Dataset items
......
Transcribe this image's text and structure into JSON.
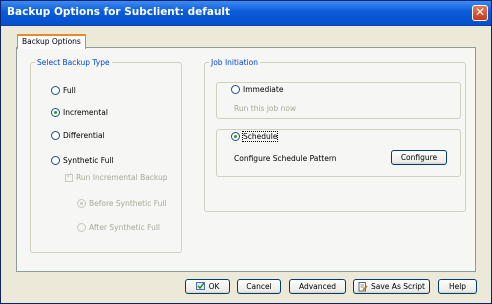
{
  "window": {
    "title": "Backup Options for Subclient: default"
  },
  "tabs": [
    {
      "label": "Backup Options"
    }
  ],
  "backup_type": {
    "legend": "Select Backup Type",
    "options": [
      {
        "label": "Full",
        "checked": false
      },
      {
        "label": "Incremental",
        "checked": true
      },
      {
        "label": "Differential",
        "checked": false
      },
      {
        "label": "Synthetic Full",
        "checked": false
      }
    ],
    "run_incremental": {
      "label": "Run Incremental Backup",
      "checked": true,
      "disabled": true
    },
    "sub_options": [
      {
        "label": "Before Synthetic Full",
        "checked": true,
        "disabled": true
      },
      {
        "label": "After Synthetic Full",
        "checked": false,
        "disabled": true
      }
    ]
  },
  "job_initiation": {
    "legend": "Job Initiation",
    "immediate": {
      "label": "Immediate",
      "checked": false,
      "note": "Run this job now"
    },
    "schedule": {
      "label": "Schedule",
      "checked": true,
      "pattern_label": "Configure Schedule Pattern",
      "configure_label": "Configure"
    }
  },
  "footer": {
    "ok": "OK",
    "cancel": "Cancel",
    "advanced": "Advanced",
    "save_as_script": "Save As Script",
    "help": "Help"
  },
  "colors": {
    "title_bar": "#0b5bd8",
    "legend_text": "#0046d5",
    "selected_radio": "#21a121",
    "tab_highlight": "#e68b2c"
  },
  "icons": {
    "close": "close-icon",
    "ok": "ok-check-icon",
    "save_script": "script-icon"
  }
}
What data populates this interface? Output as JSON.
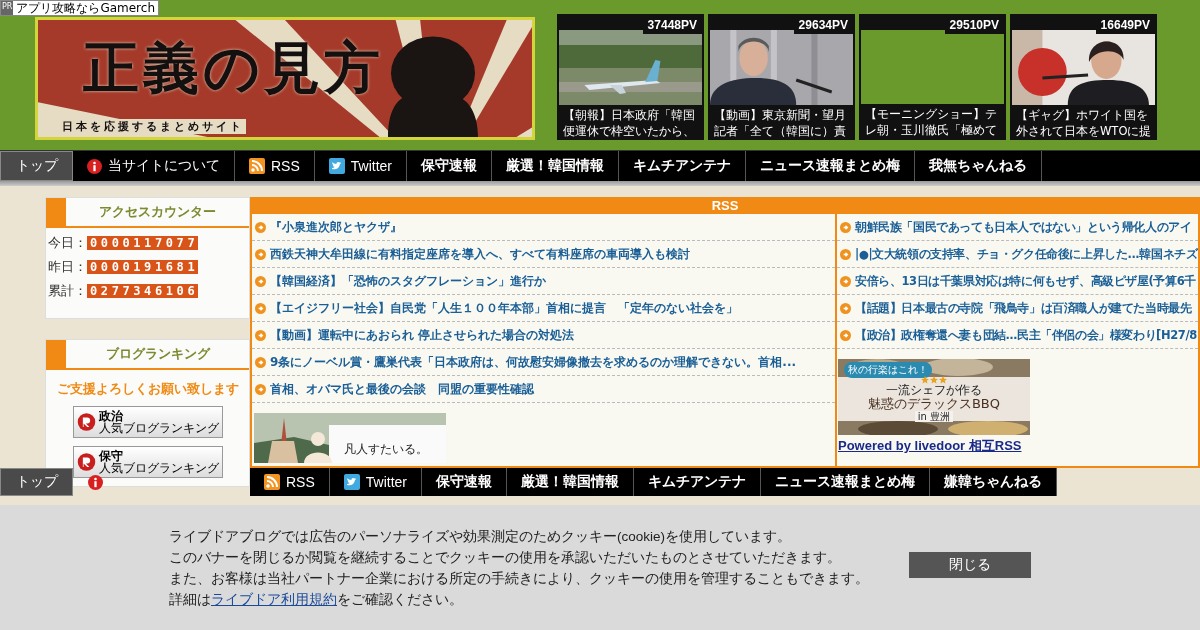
{
  "ad_tag": {
    "label": "PR",
    "text": "アプリ攻略ならGamerch"
  },
  "logo": {
    "title": "正義の見方",
    "subtitle": "日本を応援するまとめサイト"
  },
  "popular": [
    {
      "views": "37448PV",
      "caption": "【朝報】日本政府「韓国便運休で枠空いたから、",
      "kind": "plane"
    },
    {
      "views": "29634PV",
      "caption": "【動画】東京新聞・望月記者「全て（韓国に）責",
      "kind": "speaker"
    },
    {
      "views": "29510PV",
      "caption": "【モーニングショー】テレ朝・玉川徹氏「極めて",
      "kind": "blank"
    },
    {
      "views": "16649PV",
      "caption": "【ギャグ】ホワイト国を外されて日本をWTOに提",
      "kind": "flag"
    }
  ],
  "nav": [
    {
      "kind": "top",
      "label": "トップ"
    },
    {
      "kind": "info",
      "label": "当サイトについて"
    },
    {
      "kind": "rss",
      "label": "RSS"
    },
    {
      "kind": "twitter",
      "label": "Twitter"
    },
    {
      "kind": "link",
      "label": "保守速報"
    },
    {
      "kind": "link",
      "label": "厳選！韓国情報"
    },
    {
      "kind": "link",
      "label": "キムチアンテナ"
    },
    {
      "kind": "link",
      "label": "ニュース速報まとめ梅"
    },
    {
      "kind": "link",
      "label": "我無ちゃんねる"
    }
  ],
  "sidebar": {
    "counter": {
      "title": "アクセスカウンター",
      "rows": [
        {
          "label": "今日：",
          "value": "0000117077"
        },
        {
          "label": "昨日：",
          "value": "0000191681"
        },
        {
          "label": "累計：",
          "value": "0277346106"
        }
      ]
    },
    "ranking": {
      "title": "ブログランキング",
      "message": "ご支援よろしくお願い致します",
      "buttons": [
        {
          "category": "政治",
          "caption": "人気ブログランキング"
        },
        {
          "category": "保守",
          "caption": "人気ブログランキング"
        }
      ]
    }
  },
  "rss": {
    "title": "RSS",
    "left": [
      "『小泉進次郎とヤクザ』",
      "西鉄天神大牟田線に有料指定座席を導入へ、すべて有料座席の車両導入も検討",
      "【韓国経済】「恐怖のスタグフレーション」進行か",
      "【エイジフリー社会】自民党「人生１００年本部」首相に提言　「定年のない社会を」",
      "【動画】運転中にあおられ 停止させられた場合の対処法",
      "9条にノーベル賞・鷹巣代表「日本政府は、何故慰安婦像撤去を求めるのか理解できない。首相...",
      "首相、オバマ氏と最後の会談　同盟の重要性確認"
    ],
    "left_ad": {
      "caption": "凡人すたいる。"
    },
    "right": [
      "朝鮮民族「国民であっても日本人ではない」という帰化人のアイ",
      "|●|文大統領の支持率、チョ・グク任命後に上昇した...韓国ネチズ",
      "安倍ら、13日は千葉県対応は特に何もせず、高級ピザ屋(予算6千",
      "【話題】日本最古の寺院「飛鳥寺」は百済職人が建てた当時最先",
      "【政治】政権奪還へ妻も団結…民主「伴侶の会」様変わり[H27/8"
    ],
    "right_ad": {
      "badge": "秋の行楽はこれ！",
      "stars": 3,
      "tagline": "一流シェフが作る",
      "headline": "魅惑のデラックスBBQ",
      "place": "in 豊洲"
    },
    "powered": "Powered by livedoor 相互RSS"
  },
  "bottom_nav": [
    {
      "kind": "top",
      "label": "トップ"
    },
    {
      "kind": "info"
    },
    {
      "kind": "rss",
      "label": "RSS"
    },
    {
      "kind": "twitter",
      "label": "Twitter"
    },
    {
      "kind": "link",
      "label": "保守速報"
    },
    {
      "kind": "link",
      "label": "厳選！韓国情報"
    },
    {
      "kind": "link",
      "label": "キムチアンテナ"
    },
    {
      "kind": "link",
      "label": "ニュース速報まとめ梅"
    },
    {
      "kind": "link",
      "label": "嫌韓ちゃんねる"
    }
  ],
  "cookie_banner": {
    "lines": [
      "ライブドアブログでは広告のパーソナライズや効果測定のためクッキー(cookie)を使用しています。",
      "このバナーを閉じるか閲覧を継続することでクッキーの使用を承認いただいたものとさせていただきます。",
      "また、お客様は当社パートナー企業における所定の手続きにより、クッキーの使用を管理することもできます。"
    ],
    "detail_before": "詳細は",
    "link": "ライブドア利用規約",
    "detail_after": "をご確認ください。",
    "close": "閉じる"
  }
}
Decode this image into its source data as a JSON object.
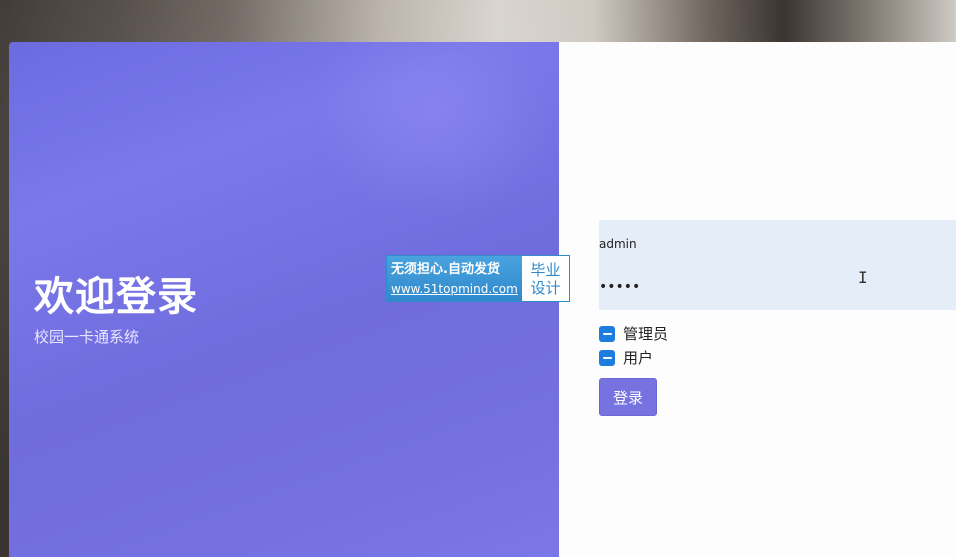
{
  "welcome": {
    "title": "欢迎登录",
    "subtitle": "校园一卡通系统"
  },
  "form": {
    "username_value": "admin",
    "password_value": "•••••",
    "roles": [
      {
        "label": "管理员",
        "checked": true
      },
      {
        "label": "用户",
        "checked": true
      }
    ],
    "login_label": "登录"
  },
  "watermark": {
    "slogan": "无须担心.自动发货",
    "url": "www.51topmind.com",
    "badge": "毕业设计"
  },
  "colors": {
    "panel_accent": "#7672e0",
    "checkbox": "#1d7ddc",
    "input_bg": "#e5edf9"
  }
}
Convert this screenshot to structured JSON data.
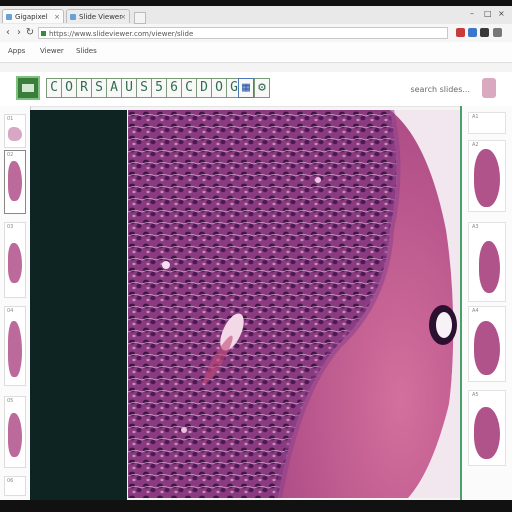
{
  "browser": {
    "tabs": [
      {
        "label": "Gigapixel",
        "active": true
      },
      {
        "label": "Slide Viewer",
        "active": false
      }
    ],
    "address_bar": {
      "url": "https://www.slideviewer.com/viewer/slide"
    },
    "bookmarks": [
      "Apps",
      "Viewer",
      "Slides"
    ]
  },
  "viewer": {
    "toolbar_buttons": [
      "C",
      "O",
      "R",
      "S",
      "A",
      "U",
      "S",
      "5",
      "6",
      "C",
      "D",
      "O",
      "G"
    ],
    "search_text": "search slides...",
    "image": {
      "type": "histology slide",
      "stain": "H&E",
      "colors": {
        "tissue_dark": "#6b2a6a",
        "tissue_mid": "#a64a8c",
        "stroma": "#c85e8e",
        "background": "#f2e6ef"
      }
    },
    "left_thumbnails": [
      "01",
      "02",
      "03",
      "04",
      "05",
      "06"
    ],
    "right_thumbnails": [
      "A1",
      "A2",
      "A3",
      "A4",
      "A5"
    ]
  },
  "colors": {
    "accent_green": "#49a16a",
    "dark_panel": "#0e2422",
    "toolbar_border": "#7a9a7a"
  }
}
......
TASK DETAILS.
Quote the material word for word, dropping any images it holds.

SOLUTION.
Transcribe this image's text and structure into JSON.
{
  "window": {
    "title": "Backup Options for Subclient: default"
  },
  "tabs": [
    {
      "label": "Backup Options"
    }
  ],
  "backup_type": {
    "legend": "Select Backup Type",
    "options": [
      {
        "label": "Full",
        "checked": false
      },
      {
        "label": "Incremental",
        "checked": true
      },
      {
        "label": "Differential",
        "checked": false
      },
      {
        "label": "Synthetic Full",
        "checked": false
      }
    ],
    "run_incremental": {
      "label": "Run Incremental Backup",
      "checked": true,
      "disabled": true
    },
    "sub_options": [
      {
        "label": "Before Synthetic Full",
        "checked": true,
        "disabled": true
      },
      {
        "label": "After Synthetic Full",
        "checked": false,
        "disabled": true
      }
    ]
  },
  "job_initiation": {
    "legend": "Job Initiation",
    "immediate": {
      "label": "Immediate",
      "checked": false,
      "note": "Run this job now"
    },
    "schedule": {
      "label": "Schedule",
      "checked": true,
      "pattern_label": "Configure Schedule Pattern",
      "configure_label": "Configure"
    }
  },
  "footer": {
    "ok": "OK",
    "cancel": "Cancel",
    "advanced": "Advanced",
    "save_as_script": "Save As Script",
    "help": "Help"
  },
  "colors": {
    "title_bar": "#0b5bd8",
    "legend_text": "#0046d5",
    "selected_radio": "#21a121",
    "tab_highlight": "#e68b2c"
  },
  "icons": {
    "close": "close-icon",
    "ok": "ok-check-icon",
    "save_script": "script-icon"
  }
}
What data populates this interface? Output as JSON.
{
  "ad_tag": {
    "label": "PR",
    "text": "アプリ攻略ならGamerch"
  },
  "logo": {
    "title": "正義の見方",
    "subtitle": "日本を応援するまとめサイト"
  },
  "popular": [
    {
      "views": "37448PV",
      "caption": "【朝報】日本政府「韓国便運休で枠空いたから、",
      "kind": "plane"
    },
    {
      "views": "29634PV",
      "caption": "【動画】東京新聞・望月記者「全て（韓国に）責",
      "kind": "speaker"
    },
    {
      "views": "29510PV",
      "caption": "【モーニングショー】テレ朝・玉川徹氏「極めて",
      "kind": "blank"
    },
    {
      "views": "16649PV",
      "caption": "【ギャグ】ホワイト国を外されて日本をWTOに提",
      "kind": "flag"
    }
  ],
  "nav": [
    {
      "kind": "top",
      "label": "トップ"
    },
    {
      "kind": "info",
      "label": "当サイトについて"
    },
    {
      "kind": "rss",
      "label": "RSS"
    },
    {
      "kind": "twitter",
      "label": "Twitter"
    },
    {
      "kind": "link",
      "label": "保守速報"
    },
    {
      "kind": "link",
      "label": "厳選！韓国情報"
    },
    {
      "kind": "link",
      "label": "キムチアンテナ"
    },
    {
      "kind": "link",
      "label": "ニュース速報まとめ梅"
    },
    {
      "kind": "link",
      "label": "我無ちゃんねる"
    }
  ],
  "sidebar": {
    "counter": {
      "title": "アクセスカウンター",
      "rows": [
        {
          "label": "今日：",
          "value": "0000117077"
        },
        {
          "label": "昨日：",
          "value": "0000191681"
        },
        {
          "label": "累計：",
          "value": "0277346106"
        }
      ]
    },
    "ranking": {
      "title": "ブログランキング",
      "message": "ご支援よろしくお願い致します",
      "buttons": [
        {
          "category": "政治",
          "caption": "人気ブログランキング"
        },
        {
          "category": "保守",
          "caption": "人気ブログランキング"
        }
      ]
    }
  },
  "rss": {
    "title": "RSS",
    "left": [
      "『小泉進次郎とヤクザ』",
      "西鉄天神大牟田線に有料指定座席を導入へ、すべて有料座席の車両導入も検討",
      "【韓国経済】「恐怖のスタグフレーション」進行か",
      "【エイジフリー社会】自民党「人生１００年本部」首相に提言　「定年のない社会を」",
      "【動画】運転中にあおられ 停止させられた場合の対処法",
      "9条にノーベル賞・鷹巣代表「日本政府は、何故慰安婦像撤去を求めるのか理解できない。首相...",
      "首相、オバマ氏と最後の会談　同盟の重要性確認"
    ],
    "left_ad": {
      "caption": "凡人すたいる。"
    },
    "right": [
      "朝鮮民族「国民であっても日本人ではない」という帰化人のアイ",
      "|●|文大統領の支持率、チョ・グク任命後に上昇した...韓国ネチズ",
      "安倍ら、13日は千葉県対応は特に何もせず、高級ピザ屋(予算6千",
      "【話題】日本最古の寺院「飛鳥寺」は百済職人が建てた当時最先",
      "【政治】政権奪還へ妻も団結…民主「伴侶の会」様変わり[H27/8"
    ],
    "right_ad": {
      "badge": "秋の行楽はこれ！",
      "stars": 3,
      "tagline": "一流シェフが作る",
      "headline": "魅惑のデラックスBBQ",
      "place": "in 豊洲"
    },
    "powered": "Powered by livedoor 相互RSS"
  },
  "bottom_nav": [
    {
      "kind": "top",
      "label": "トップ"
    },
    {
      "kind": "info"
    },
    {
      "kind": "rss",
      "label": "RSS"
    },
    {
      "kind": "twitter",
      "label": "Twitter"
    },
    {
      "kind": "link",
      "label": "保守速報"
    },
    {
      "kind": "link",
      "label": "厳選！韓国情報"
    },
    {
      "kind": "link",
      "label": "キムチアンテナ"
    },
    {
      "kind": "link",
      "label": "ニュース速報まとめ梅"
    },
    {
      "kind": "link",
      "label": "嫌韓ちゃんねる"
    }
  ],
  "cookie_banner": {
    "lines": [
      "ライブドアブログでは広告のパーソナライズや効果測定のためクッキー(cookie)を使用しています。",
      "このバナーを閉じるか閲覧を継続することでクッキーの使用を承認いただいたものとさせていただきます。",
      "また、お客様は当社パートナー企業における所定の手続きにより、クッキーの使用を管理することもできます。"
    ],
    "detail_before": "詳細は",
    "link": "ライブドア利用規約",
    "detail_after": "をご確認ください。",
    "close": "閉じる"
  }
}
Decode this image into its source data as a JSON object.
{
  "welcome": {
    "title": "欢迎登录",
    "subtitle": "校园一卡通系统"
  },
  "form": {
    "username_value": "admin",
    "password_value": "•••••",
    "roles": [
      {
        "label": "管理员",
        "checked": true
      },
      {
        "label": "用户",
        "checked": true
      }
    ],
    "login_label": "登录"
  },
  "watermark": {
    "slogan": "无须担心.自动发货",
    "url": "www.51topmind.com",
    "badge": "毕业设计"
  },
  "colors": {
    "panel_accent": "#7672e0",
    "checkbox": "#1d7ddc",
    "input_bg": "#e5edf9"
  }
}
Convert this screenshot to structured JSON data.
{
  "browser": {
    "tabs": [
      {
        "label": "Gigapixel",
        "active": true
      },
      {
        "label": "Slide Viewer",
        "active": false
      }
    ],
    "address_bar": {
      "url": "https://www.slideviewer.com/viewer/slide"
    },
    "bookmarks": [
      "Apps",
      "Viewer",
      "Slides"
    ]
  },
  "viewer": {
    "toolbar_buttons": [
      "C",
      "O",
      "R",
      "S",
      "A",
      "U",
      "S",
      "5",
      "6",
      "C",
      "D",
      "O",
      "G"
    ],
    "search_text": "search slides...",
    "image": {
      "type": "histology slide",
      "stain": "H&E",
      "colors": {
        "tissue_dark": "#6b2a6a",
        "tissue_mid": "#a64a8c",
        "stroma": "#c85e8e",
        "background": "#f2e6ef"
      }
    },
    "left_thumbnails": [
      "01",
      "02",
      "03",
      "04",
      "05",
      "06"
    ],
    "right_thumbnails": [
      "A1",
      "A2",
      "A3",
      "A4",
      "A5"
    ]
  },
  "colors": {
    "accent_green": "#49a16a",
    "dark_panel": "#0e2422",
    "toolbar_border": "#7a9a7a"
  }
}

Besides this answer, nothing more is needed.